Required work: Return the count of lines that mention "级健身指导与管理", with no other words.
** START OF Given records **
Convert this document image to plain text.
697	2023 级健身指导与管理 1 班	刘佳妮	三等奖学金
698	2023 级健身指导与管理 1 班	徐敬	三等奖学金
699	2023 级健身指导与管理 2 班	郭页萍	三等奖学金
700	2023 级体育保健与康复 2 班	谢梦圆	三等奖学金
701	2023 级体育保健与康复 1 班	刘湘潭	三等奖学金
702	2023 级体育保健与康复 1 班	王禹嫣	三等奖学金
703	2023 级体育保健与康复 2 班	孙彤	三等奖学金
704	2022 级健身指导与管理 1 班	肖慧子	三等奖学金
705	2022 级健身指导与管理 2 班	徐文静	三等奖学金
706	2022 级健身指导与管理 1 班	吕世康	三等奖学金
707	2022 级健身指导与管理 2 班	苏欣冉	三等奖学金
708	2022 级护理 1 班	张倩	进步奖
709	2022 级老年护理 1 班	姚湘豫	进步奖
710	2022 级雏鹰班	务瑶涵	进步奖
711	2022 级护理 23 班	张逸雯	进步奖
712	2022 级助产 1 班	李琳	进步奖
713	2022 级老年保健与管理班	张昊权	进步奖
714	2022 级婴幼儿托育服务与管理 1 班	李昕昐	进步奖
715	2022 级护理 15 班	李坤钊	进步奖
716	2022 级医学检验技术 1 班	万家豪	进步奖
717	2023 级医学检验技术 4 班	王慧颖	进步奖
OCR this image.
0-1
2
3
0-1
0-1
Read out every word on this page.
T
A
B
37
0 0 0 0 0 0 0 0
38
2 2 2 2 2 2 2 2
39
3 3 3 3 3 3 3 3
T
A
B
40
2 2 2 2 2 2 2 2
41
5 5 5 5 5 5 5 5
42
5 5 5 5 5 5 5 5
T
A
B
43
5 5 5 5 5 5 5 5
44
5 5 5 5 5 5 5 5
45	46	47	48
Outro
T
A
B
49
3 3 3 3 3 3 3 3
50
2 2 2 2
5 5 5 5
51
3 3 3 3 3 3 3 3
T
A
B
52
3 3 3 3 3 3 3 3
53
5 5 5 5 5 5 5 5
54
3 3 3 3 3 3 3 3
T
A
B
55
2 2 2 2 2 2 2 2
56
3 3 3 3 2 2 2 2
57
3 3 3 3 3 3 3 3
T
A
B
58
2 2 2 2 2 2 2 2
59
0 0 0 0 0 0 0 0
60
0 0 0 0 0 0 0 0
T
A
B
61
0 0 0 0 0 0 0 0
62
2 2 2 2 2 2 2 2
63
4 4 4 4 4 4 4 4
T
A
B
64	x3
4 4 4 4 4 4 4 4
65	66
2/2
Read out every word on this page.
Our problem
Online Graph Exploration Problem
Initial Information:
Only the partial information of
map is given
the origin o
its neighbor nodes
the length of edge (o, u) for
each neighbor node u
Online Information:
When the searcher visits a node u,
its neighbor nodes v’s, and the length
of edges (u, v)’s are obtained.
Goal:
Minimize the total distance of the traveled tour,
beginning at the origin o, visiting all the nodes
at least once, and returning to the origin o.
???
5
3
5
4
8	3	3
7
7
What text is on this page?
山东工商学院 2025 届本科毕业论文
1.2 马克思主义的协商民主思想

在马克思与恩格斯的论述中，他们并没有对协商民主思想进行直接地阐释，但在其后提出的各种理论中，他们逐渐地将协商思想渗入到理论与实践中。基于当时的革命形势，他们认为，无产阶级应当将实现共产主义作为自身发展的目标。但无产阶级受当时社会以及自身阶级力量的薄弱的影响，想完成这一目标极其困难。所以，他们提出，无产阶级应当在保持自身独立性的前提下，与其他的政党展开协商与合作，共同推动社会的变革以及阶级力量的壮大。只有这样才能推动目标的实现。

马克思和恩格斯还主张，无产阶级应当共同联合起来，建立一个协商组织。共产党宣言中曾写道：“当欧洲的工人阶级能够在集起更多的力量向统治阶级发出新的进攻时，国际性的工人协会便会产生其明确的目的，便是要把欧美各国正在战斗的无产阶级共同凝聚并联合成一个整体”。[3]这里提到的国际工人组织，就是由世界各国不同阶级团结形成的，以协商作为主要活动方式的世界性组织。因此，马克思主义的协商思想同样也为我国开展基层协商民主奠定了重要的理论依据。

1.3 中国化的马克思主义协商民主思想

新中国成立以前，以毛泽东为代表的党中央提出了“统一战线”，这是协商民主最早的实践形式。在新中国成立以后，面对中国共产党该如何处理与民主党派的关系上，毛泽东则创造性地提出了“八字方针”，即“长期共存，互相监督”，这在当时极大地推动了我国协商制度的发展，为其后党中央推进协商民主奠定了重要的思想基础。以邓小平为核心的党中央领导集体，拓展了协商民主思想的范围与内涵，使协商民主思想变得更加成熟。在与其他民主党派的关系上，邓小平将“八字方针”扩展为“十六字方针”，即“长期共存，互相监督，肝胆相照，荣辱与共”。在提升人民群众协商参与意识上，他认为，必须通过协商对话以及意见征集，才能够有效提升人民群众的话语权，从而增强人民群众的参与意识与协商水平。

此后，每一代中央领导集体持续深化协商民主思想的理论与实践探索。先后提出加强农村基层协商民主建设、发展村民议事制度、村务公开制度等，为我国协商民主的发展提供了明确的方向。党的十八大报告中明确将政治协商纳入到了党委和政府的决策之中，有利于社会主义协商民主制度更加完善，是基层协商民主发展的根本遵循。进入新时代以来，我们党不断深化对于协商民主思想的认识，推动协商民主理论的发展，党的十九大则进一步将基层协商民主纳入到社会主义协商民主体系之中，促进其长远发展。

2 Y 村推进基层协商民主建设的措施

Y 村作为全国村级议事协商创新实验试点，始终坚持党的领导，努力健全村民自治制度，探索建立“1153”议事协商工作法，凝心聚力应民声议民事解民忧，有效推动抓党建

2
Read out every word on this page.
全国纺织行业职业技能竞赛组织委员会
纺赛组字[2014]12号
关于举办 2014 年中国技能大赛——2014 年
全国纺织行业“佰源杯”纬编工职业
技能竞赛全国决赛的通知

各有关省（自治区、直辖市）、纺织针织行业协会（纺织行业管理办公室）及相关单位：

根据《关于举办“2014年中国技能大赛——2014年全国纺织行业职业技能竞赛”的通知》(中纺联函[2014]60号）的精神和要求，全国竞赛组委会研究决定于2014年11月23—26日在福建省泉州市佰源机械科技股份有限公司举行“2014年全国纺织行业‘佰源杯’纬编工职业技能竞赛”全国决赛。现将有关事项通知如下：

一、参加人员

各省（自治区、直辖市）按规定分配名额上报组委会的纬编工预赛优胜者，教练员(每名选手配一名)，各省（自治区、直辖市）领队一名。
** END OF Given records **
Output for this exercise: 7